### TASK DIRECTIONS:
Please quote every line word for word.

== EXTRACTED INFORMATION ==

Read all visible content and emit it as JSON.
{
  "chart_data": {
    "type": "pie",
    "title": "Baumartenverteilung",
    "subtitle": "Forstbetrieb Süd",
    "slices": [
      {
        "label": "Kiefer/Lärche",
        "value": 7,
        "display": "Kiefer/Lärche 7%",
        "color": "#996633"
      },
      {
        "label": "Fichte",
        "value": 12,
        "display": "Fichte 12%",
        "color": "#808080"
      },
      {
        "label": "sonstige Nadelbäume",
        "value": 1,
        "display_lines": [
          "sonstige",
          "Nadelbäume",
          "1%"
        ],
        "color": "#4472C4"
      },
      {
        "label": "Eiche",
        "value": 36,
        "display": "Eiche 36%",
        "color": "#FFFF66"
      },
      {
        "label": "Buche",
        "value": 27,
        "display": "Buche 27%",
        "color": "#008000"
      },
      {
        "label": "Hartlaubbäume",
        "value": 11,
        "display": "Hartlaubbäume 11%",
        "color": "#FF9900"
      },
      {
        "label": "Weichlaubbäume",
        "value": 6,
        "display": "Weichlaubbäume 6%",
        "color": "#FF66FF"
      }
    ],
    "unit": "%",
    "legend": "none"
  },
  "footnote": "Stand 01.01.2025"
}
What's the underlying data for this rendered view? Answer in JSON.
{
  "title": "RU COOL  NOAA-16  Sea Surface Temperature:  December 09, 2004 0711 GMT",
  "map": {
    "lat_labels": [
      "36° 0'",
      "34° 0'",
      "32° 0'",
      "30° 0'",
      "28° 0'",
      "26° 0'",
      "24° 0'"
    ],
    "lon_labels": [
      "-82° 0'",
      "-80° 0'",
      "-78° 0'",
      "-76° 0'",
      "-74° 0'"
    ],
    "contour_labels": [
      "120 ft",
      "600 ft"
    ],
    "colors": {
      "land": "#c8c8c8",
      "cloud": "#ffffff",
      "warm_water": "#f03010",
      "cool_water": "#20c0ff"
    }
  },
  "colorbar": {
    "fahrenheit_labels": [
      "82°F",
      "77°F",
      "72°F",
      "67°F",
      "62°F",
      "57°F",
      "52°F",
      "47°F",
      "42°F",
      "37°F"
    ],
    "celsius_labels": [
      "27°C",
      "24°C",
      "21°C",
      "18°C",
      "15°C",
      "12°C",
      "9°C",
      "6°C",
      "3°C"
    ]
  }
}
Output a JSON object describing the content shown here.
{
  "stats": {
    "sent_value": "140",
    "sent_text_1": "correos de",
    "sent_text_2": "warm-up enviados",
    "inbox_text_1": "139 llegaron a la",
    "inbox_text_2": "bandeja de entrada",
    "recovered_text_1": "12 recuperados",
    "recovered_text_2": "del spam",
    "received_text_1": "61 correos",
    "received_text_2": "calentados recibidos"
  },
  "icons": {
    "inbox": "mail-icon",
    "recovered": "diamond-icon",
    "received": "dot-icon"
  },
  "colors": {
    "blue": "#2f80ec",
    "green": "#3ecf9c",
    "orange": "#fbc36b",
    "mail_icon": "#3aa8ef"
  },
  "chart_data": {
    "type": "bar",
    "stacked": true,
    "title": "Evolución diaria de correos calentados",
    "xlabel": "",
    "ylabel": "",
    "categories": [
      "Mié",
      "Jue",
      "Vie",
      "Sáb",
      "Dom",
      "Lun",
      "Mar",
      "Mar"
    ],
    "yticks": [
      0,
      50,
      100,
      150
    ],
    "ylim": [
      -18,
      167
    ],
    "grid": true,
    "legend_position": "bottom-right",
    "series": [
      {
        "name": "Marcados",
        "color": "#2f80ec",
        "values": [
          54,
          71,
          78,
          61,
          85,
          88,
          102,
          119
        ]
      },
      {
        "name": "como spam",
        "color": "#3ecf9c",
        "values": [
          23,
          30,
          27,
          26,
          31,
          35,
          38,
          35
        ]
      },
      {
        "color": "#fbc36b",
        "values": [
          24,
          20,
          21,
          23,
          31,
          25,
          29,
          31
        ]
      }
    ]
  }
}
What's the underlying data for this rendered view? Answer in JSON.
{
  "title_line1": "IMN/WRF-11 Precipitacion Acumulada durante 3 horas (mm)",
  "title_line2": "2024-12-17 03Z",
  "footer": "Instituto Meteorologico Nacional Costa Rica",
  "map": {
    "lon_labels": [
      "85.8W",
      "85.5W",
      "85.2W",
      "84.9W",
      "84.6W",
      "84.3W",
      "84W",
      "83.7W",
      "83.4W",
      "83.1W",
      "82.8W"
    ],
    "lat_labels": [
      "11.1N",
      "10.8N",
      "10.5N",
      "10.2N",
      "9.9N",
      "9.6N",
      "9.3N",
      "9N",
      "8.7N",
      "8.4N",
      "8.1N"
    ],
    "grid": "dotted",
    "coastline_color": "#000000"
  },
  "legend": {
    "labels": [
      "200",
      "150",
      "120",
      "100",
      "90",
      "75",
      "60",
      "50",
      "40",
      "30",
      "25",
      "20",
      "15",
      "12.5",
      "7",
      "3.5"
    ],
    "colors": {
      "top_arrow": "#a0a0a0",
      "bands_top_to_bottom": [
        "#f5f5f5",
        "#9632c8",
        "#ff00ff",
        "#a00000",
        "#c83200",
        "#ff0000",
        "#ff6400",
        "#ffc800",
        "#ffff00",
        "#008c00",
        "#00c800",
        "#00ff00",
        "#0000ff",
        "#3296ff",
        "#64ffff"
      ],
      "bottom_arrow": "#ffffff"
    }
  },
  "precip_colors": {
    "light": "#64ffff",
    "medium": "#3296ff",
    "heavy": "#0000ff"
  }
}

===

### RESULT FOR THIS EXERCISE:
Read all visible content and emit it as JSON.
{
  "chart_data": {
    "type": "pie",
    "title": "Baumartenverteilung",
    "subtitle": "Forstbetrieb Süd",
    "slices": [
      {
        "label": "Kiefer/Lärche",
        "value": 7,
        "display": "Kiefer/Lärche 7%",
        "color": "#996633"
      },
      {
        "label": "Fichte",
        "value": 12,
        "display": "Fichte 12%",
        "color": "#808080"
      },
      {
        "label": "sonstige Nadelbäume",
        "value": 1,
        "display_lines": [
          "sonstige",
          "Nadelbäume",
          "1%"
        ],
        "color": "#4472C4"
      },
      {
        "label": "Eiche",
        "value": 36,
        "display": "Eiche 36%",
        "color": "#FFFF66"
      },
      {
        "label": "Buche",
        "value": 27,
        "display": "Buche 27%",
        "color": "#008000"
      },
      {
        "label": "Hartlaubbäume",
        "value": 11,
        "display": "Hartlaubbäume 11%",
        "color": "#FF9900"
      },
      {
        "label": "Weichlaubbäume",
        "value": 6,
        "display": "Weichlaubbäume 6%",
        "color": "#FF66FF"
      }
    ],
    "unit": "%",
    "legend": "none"
  },
  "footnote": "Stand 01.01.2025"
}
What's the underlying data for this rendered view? Answer in JSON.
{
  "title": "RU COOL  NOAA-16  Sea Surface Temperature:  December 09, 2004 0711 GMT",
  "map": {
    "lat_labels": [
      "36° 0'",
      "34° 0'",
      "32° 0'",
      "30° 0'",
      "28° 0'",
      "26° 0'",
      "24° 0'"
    ],
    "lon_labels": [
      "-82° 0'",
      "-80° 0'",
      "-78° 0'",
      "-76° 0'",
      "-74° 0'"
    ],
    "contour_labels": [
      "120 ft",
      "600 ft"
    ],
    "colors": {
      "land": "#c8c8c8",
      "cloud": "#ffffff",
      "warm_water": "#f03010",
      "cool_water": "#20c0ff"
    }
  },
  "colorbar": {
    "fahrenheit_labels": [
      "82°F",
      "77°F",
      "72°F",
      "67°F",
      "62°F",
      "57°F",
      "52°F",
      "47°F",
      "42°F",
      "37°F"
    ],
    "celsius_labels": [
      "27°C",
      "24°C",
      "21°C",
      "18°C",
      "15°C",
      "12°C",
      "9°C",
      "6°C",
      "3°C"
    ]
  }
}
Output a JSON object describing the content shown here.
{
  "stats": {
    "sent_value": "140",
    "sent_text_1": "correos de",
    "sent_text_2": "warm-up enviados",
    "inbox_text_1": "139 llegaron a la",
    "inbox_text_2": "bandeja de entrada",
    "recovered_text_1": "12 recuperados",
    "recovered_text_2": "del spam",
    "received_text_1": "61 correos",
    "received_text_2": "calentados recibidos"
  },
  "icons": {
    "inbox": "mail-icon",
    "recovered": "diamond-icon",
    "received": "dot-icon"
  },
  "colors": {
    "blue": "#2f80ec",
    "green": "#3ecf9c",
    "orange": "#fbc36b",
    "mail_icon": "#3aa8ef"
  },
  "chart_data": {
    "type": "bar",
    "stacked": true,
    "title": "Evolución diaria de correos calentados",
    "xlabel": "",
    "ylabel": "",
    "categories": [
      "Mié",
      "Jue",
      "Vie",
      "Sáb",
      "Dom",
      "Lun",
      "Mar",
      "Mar"
    ],
    "yticks": [
      0,
      50,
      100,
      150
    ],
    "ylim": [
      -18,
      167
    ],
    "grid": true,
    "legend_position": "bottom-right",
    "series": [
      {
        "name": "Marcados",
        "color": "#2f80ec",
        "values": [
          54,
          71,
          78,
          61,
          85,
          88,
          102,
          119
        ]
      },
      {
        "name": "como spam",
        "color": "#3ecf9c",
        "values": [
          23,
          30,
          27,
          26,
          31,
          35,
          38,
          35
        ]
      },
      {
        "color": "#fbc36b",
        "values": [
          24,
          20,
          21,
          23,
          31,
          25,
          29,
          31
        ]
      }
    ]
  }
}
What's the underlying data for this rendered view? Answer in JSON.
{
  "title_line1": "IMN/WRF-11 Precipitacion Acumulada durante 3 horas (mm)",
  "title_line2": "2024-12-17 03Z",
  "footer": "Instituto Meteorologico Nacional Costa Rica",
  "map": {
    "lon_labels": [
      "85.8W",
      "85.5W",
      "85.2W",
      "84.9W",
      "84.6W",
      "84.3W",
      "84W",
      "83.7W",
      "83.4W",
      "83.1W",
      "82.8W"
    ],
    "lat_labels": [
      "11.1N",
      "10.8N",
      "10.5N",
      "10.2N",
      "9.9N",
      "9.6N",
      "9.3N",
      "9N",
      "8.7N",
      "8.4N",
      "8.1N"
    ],
    "grid": "dotted",
    "coastline_color": "#000000"
  },
  "legend": {
    "labels": [
      "200",
      "150",
      "120",
      "100",
      "90",
      "75",
      "60",
      "50",
      "40",
      "30",
      "25",
      "20",
      "15",
      "12.5",
      "7",
      "3.5"
    ],
    "colors": {
      "top_arrow": "#a0a0a0",
      "bands_top_to_bottom": [
        "#f5f5f5",
        "#9632c8",
        "#ff00ff",
        "#a00000",
        "#c83200",
        "#ff0000",
        "#ff6400",
        "#ffc800",
        "#ffff00",
        "#008c00",
        "#00c800",
        "#00ff00",
        "#0000ff",
        "#3296ff",
        "#64ffff"
      ],
      "bottom_arrow": "#ffffff"
    }
  },
  "precip_colors": {
    "light": "#64ffff",
    "medium": "#3296ff",
    "heavy": "#0000ff"
  }
}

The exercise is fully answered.